# Your goal:
Report every line of the entries below that contains the word "viloyati", copying each such line in full.

-------- Given information --------

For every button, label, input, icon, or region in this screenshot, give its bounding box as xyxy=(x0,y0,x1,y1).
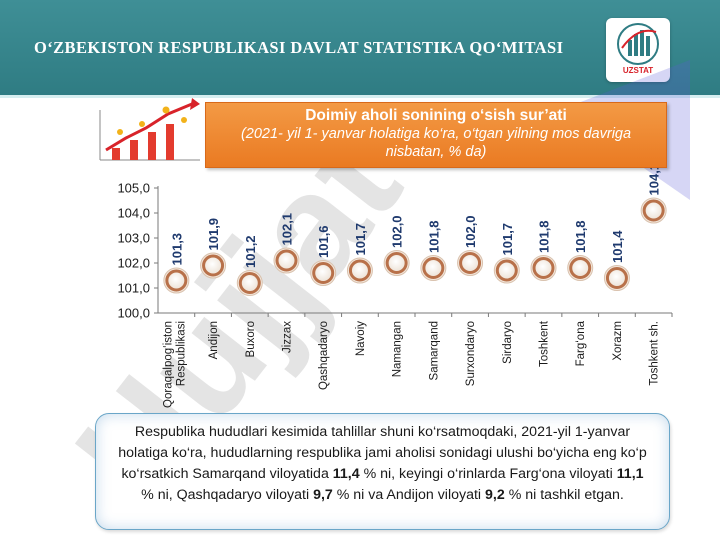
data-point xyxy=(493,257,520,284)
x-tick-label: Toshkent sh. xyxy=(649,321,661,386)
data-point xyxy=(640,197,667,224)
uzstat-logo-icon xyxy=(617,23,659,65)
x-tick-label: Surxondaryo xyxy=(465,321,477,386)
data-value-label: 104,1 xyxy=(647,163,662,196)
data-value-label: 101,2 xyxy=(243,235,258,268)
y-tick-label: 103,0 xyxy=(117,231,150,246)
x-tick-label: Qoraqalpog‘iston xyxy=(162,321,174,408)
data-value-label: 101,8 xyxy=(573,220,588,253)
header-divider xyxy=(0,95,720,98)
data-value-label: 101,7 xyxy=(500,223,515,256)
y-tick-label: 100,0 xyxy=(117,306,150,321)
x-tick-label: Respublikasi xyxy=(175,321,187,386)
x-tick-label: Andijon xyxy=(208,321,220,359)
header-band xyxy=(0,0,720,95)
data-point xyxy=(383,250,410,276)
y-tick-label: 101,0 xyxy=(117,281,150,296)
data-point xyxy=(310,260,337,286)
y-tick-label: 104,0 xyxy=(117,206,150,221)
x-tick-label: Samarqand xyxy=(428,321,440,380)
data-point xyxy=(457,250,484,276)
data-value-label: 102,0 xyxy=(390,215,405,248)
data-point xyxy=(200,252,227,279)
summary-text-box: Respublika hududlari kesimida tahlillar … xyxy=(95,413,670,530)
uzstat-logo: UZSTAT xyxy=(606,18,670,82)
data-value-label: 101,8 xyxy=(537,220,552,253)
summary-text-part2: % ni, keyingi o‘rinlarda Farg‘ona viloya… xyxy=(359,466,617,482)
data-value-label: 101,3 xyxy=(169,233,184,266)
data-point xyxy=(420,255,447,281)
x-tick-label: Qashqadaryo xyxy=(318,321,330,390)
summary-value-samarqand: 11,4 xyxy=(332,466,360,482)
data-point xyxy=(567,255,594,281)
summary-text-part1: Respublika hududlari kesimida tahlillar … xyxy=(118,424,647,482)
x-tick-label: Navoiy xyxy=(355,321,367,356)
data-value-label: 102,1 xyxy=(280,213,295,246)
x-tick-label: Namangan xyxy=(392,321,404,377)
chart-title-box: Doimiy aholi sonining o‘sish sur’ati (20… xyxy=(205,102,667,168)
x-tick-label: Jizzax xyxy=(282,321,294,353)
data-value-label: 102,0 xyxy=(463,215,478,248)
data-point xyxy=(346,257,373,284)
data-value-label: 101,8 xyxy=(426,220,441,253)
data-point xyxy=(163,267,190,294)
summary-value-qashqadaryo: 9,7 xyxy=(313,487,333,503)
growth-illustration-icon xyxy=(99,98,200,161)
data-value-label: 101,6 xyxy=(316,225,331,258)
x-tick-label: Sirdaryo xyxy=(502,321,514,364)
data-value-label: 101,7 xyxy=(353,223,368,256)
x-tick-label: Farg‘ona xyxy=(575,320,587,366)
summary-text-part3: % ni, Qashqadaryo viloyati xyxy=(141,487,314,503)
summary-text-part4: % ni va Andijon viloyati xyxy=(332,487,486,503)
summary-value-fargona: 11,1 xyxy=(616,466,644,482)
y-tick-label: 105,0 xyxy=(117,181,150,196)
header-title: O‘ZBEKISTON RESPUBLIKASI DAVLAT STATISTI… xyxy=(34,38,564,57)
data-point xyxy=(603,265,630,291)
data-value-label: 101,4 xyxy=(610,230,625,263)
logo-text: UZSTAT xyxy=(622,66,654,75)
chart-title: Doimiy aholi sonining o‘sish sur’ati xyxy=(305,107,567,124)
y-tick-label: 102,0 xyxy=(117,256,150,271)
x-tick-label: Xorazm xyxy=(612,321,624,361)
chart-subtitle: (2021- yil 1- yanvar holatiga ko‘ra, o‘t… xyxy=(240,126,632,160)
summary-value-andijon: 9,2 xyxy=(485,487,505,503)
x-tick-label: Buxoro xyxy=(245,321,257,357)
data-point xyxy=(236,270,263,296)
data-value-label: 101,9 xyxy=(206,218,221,251)
data-point xyxy=(530,255,557,281)
x-tick-label: Toshkent xyxy=(539,320,551,367)
data-point xyxy=(273,247,300,274)
summary-text-part5: % ni tashkil etgan. xyxy=(504,487,624,503)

--------

# Output for this exercise:
summary-text-part3: % ni, Qashqadaryo viloyati xyxy=(141,487,314,503)
summary-text-part4: % ni va Andijon viloyati xyxy=(332,487,486,503)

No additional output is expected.